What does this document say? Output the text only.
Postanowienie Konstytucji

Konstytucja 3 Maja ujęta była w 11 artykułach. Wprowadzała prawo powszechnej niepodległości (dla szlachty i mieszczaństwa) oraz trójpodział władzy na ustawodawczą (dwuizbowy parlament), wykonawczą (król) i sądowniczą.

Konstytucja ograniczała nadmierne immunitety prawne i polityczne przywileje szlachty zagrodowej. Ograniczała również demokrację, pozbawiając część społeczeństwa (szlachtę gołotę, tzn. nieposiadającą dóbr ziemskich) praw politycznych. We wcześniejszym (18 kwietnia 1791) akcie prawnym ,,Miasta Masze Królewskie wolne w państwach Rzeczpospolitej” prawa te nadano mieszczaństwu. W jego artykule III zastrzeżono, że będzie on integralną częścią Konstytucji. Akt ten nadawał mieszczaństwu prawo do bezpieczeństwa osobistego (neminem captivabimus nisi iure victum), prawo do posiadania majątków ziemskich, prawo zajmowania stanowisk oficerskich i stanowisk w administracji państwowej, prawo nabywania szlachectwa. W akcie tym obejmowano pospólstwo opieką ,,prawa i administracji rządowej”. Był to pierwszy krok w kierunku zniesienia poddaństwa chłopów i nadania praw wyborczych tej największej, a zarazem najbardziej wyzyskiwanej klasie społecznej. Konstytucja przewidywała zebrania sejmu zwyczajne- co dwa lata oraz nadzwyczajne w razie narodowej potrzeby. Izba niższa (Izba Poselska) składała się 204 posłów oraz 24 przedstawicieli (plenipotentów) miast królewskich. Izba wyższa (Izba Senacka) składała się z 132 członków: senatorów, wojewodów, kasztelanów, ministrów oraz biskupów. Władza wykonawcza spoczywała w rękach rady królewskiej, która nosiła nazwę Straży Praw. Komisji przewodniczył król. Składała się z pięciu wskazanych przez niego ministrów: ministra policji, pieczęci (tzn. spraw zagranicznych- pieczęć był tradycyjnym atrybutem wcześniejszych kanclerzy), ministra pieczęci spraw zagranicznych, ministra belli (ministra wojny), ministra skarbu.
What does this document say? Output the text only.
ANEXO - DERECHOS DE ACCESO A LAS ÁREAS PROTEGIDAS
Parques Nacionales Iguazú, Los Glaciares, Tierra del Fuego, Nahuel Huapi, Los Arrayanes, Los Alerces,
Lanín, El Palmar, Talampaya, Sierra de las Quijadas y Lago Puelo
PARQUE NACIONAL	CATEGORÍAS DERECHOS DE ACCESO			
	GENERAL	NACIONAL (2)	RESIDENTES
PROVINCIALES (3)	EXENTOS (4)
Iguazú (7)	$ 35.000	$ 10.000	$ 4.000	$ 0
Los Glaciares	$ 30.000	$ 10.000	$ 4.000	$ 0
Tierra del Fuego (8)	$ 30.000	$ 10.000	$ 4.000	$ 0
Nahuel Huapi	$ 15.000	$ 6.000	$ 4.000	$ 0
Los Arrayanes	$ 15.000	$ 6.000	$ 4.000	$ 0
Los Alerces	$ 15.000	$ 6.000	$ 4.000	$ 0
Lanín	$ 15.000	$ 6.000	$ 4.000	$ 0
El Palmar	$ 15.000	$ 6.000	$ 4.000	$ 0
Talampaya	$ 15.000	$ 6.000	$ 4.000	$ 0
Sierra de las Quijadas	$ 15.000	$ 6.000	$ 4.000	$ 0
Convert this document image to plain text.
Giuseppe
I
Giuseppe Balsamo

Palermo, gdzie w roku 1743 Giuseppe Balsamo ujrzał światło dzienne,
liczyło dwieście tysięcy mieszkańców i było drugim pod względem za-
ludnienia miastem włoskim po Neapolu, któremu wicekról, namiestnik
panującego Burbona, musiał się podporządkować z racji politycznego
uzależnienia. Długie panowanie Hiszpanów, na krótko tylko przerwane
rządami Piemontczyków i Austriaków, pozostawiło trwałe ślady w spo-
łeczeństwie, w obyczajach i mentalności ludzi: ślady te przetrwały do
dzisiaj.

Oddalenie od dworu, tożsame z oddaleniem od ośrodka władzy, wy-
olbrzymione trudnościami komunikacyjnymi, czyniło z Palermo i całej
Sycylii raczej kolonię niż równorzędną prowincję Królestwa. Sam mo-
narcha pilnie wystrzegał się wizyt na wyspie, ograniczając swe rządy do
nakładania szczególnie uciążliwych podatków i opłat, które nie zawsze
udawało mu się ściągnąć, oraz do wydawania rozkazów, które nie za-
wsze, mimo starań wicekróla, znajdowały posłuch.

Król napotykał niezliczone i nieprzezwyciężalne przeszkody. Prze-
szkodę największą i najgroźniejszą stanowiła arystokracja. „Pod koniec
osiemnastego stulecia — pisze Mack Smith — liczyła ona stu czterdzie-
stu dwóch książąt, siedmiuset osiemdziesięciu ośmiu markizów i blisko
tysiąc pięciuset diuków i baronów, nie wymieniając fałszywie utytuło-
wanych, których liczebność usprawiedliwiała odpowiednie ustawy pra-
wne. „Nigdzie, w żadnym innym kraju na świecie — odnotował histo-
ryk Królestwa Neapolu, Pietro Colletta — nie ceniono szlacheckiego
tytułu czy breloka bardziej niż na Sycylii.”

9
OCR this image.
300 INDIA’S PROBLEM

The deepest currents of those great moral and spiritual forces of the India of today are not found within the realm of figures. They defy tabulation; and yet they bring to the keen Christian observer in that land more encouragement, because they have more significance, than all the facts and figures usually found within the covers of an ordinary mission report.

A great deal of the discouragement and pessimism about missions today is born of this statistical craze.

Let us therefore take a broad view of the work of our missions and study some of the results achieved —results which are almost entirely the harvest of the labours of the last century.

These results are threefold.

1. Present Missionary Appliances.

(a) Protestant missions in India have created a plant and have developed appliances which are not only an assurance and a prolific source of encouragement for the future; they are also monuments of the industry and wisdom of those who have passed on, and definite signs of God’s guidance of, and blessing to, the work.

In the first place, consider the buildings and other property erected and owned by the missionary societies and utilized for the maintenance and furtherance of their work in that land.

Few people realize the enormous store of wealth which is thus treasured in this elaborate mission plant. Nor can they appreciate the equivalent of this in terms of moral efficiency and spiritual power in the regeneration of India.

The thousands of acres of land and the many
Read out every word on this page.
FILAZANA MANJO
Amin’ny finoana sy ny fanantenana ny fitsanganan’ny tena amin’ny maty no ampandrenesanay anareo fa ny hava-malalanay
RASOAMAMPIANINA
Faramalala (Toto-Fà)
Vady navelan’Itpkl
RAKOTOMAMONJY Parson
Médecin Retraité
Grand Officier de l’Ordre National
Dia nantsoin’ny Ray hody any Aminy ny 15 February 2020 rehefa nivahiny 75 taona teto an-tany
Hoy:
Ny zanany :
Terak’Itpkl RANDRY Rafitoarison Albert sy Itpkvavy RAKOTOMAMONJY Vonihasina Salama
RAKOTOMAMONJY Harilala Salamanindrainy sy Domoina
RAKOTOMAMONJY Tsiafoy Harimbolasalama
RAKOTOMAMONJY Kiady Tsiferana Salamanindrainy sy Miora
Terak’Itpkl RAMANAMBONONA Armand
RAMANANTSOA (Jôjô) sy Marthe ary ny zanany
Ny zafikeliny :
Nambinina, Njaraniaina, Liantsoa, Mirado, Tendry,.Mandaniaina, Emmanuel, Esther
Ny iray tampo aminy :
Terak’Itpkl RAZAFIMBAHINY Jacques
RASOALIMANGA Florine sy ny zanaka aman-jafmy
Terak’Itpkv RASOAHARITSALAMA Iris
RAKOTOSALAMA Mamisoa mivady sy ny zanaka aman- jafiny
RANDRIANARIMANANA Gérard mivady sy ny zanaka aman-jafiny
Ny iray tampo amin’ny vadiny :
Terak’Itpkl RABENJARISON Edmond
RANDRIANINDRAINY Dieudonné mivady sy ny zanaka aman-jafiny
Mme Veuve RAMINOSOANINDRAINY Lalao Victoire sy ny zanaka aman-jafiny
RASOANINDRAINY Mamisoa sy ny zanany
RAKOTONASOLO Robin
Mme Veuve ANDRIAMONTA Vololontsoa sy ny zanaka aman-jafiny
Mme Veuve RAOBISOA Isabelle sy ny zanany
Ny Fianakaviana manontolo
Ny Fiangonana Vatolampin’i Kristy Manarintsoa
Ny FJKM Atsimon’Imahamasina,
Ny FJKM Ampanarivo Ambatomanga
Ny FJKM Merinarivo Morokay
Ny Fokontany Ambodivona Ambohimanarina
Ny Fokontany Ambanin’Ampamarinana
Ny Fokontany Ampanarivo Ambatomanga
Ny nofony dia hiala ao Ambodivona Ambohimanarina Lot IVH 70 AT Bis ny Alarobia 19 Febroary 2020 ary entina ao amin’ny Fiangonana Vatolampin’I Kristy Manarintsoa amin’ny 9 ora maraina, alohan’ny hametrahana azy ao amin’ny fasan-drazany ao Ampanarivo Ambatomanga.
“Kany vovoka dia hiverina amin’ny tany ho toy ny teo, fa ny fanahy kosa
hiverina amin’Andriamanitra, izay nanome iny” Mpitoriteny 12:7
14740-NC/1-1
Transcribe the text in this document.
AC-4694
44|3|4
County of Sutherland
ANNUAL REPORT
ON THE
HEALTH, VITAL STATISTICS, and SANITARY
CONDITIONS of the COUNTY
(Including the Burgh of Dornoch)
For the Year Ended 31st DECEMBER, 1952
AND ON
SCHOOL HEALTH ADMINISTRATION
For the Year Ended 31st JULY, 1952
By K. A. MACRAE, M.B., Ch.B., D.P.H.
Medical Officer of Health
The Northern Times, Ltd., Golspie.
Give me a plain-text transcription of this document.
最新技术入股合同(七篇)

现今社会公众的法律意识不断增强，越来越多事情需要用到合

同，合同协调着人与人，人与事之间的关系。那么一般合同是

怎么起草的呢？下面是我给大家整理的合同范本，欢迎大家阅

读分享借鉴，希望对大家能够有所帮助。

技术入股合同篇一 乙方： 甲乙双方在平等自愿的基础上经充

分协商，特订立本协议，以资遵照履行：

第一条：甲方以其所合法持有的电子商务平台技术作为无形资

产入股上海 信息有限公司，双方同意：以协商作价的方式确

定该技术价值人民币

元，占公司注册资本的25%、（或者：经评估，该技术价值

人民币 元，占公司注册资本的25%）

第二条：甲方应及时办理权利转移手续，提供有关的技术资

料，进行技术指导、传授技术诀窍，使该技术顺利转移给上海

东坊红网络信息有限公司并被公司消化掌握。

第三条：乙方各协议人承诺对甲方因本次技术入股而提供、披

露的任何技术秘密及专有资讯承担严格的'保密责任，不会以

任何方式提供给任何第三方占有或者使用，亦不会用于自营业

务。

## Prompt
Lines containing the word "Itpkl" must all be returned from the material above.

## Task output
Vady navelan’Itpkl
Terak’Itpkl RANDRY Rafitoarison Albert sy Itpkvavy RAKOTOMAMONJY Vonihasina Salama
Terak’Itpkl RAMANAMBONONA Armand
Terak’Itpkl RAZAFIMBAHINY Jacques
Terak’Itpkl RABENJARISON Edmond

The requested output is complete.